▸ What to work on:
The records are to be restated in their entirety, word for word.

▸ Supplied records:
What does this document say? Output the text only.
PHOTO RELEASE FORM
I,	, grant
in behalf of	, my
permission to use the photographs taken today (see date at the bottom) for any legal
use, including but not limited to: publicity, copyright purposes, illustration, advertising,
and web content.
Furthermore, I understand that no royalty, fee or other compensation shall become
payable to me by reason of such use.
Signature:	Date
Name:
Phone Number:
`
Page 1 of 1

▸ Exercise result:
What does this document say? Output the text only.
PHOTO RELEASE FORM
I,	, grant
in behalf of	, my
permission to use the photographs taken today (see date at the bottom) for any legal
use, including but not limited to: publicity, copyright purposes, illustration, advertising,
and web content.
Furthermore, I understand that no royalty, fee or other compensation shall become
payable to me by reason of such use.
Signature:	Date
Name:
Phone Number:
`
Page 1 of 1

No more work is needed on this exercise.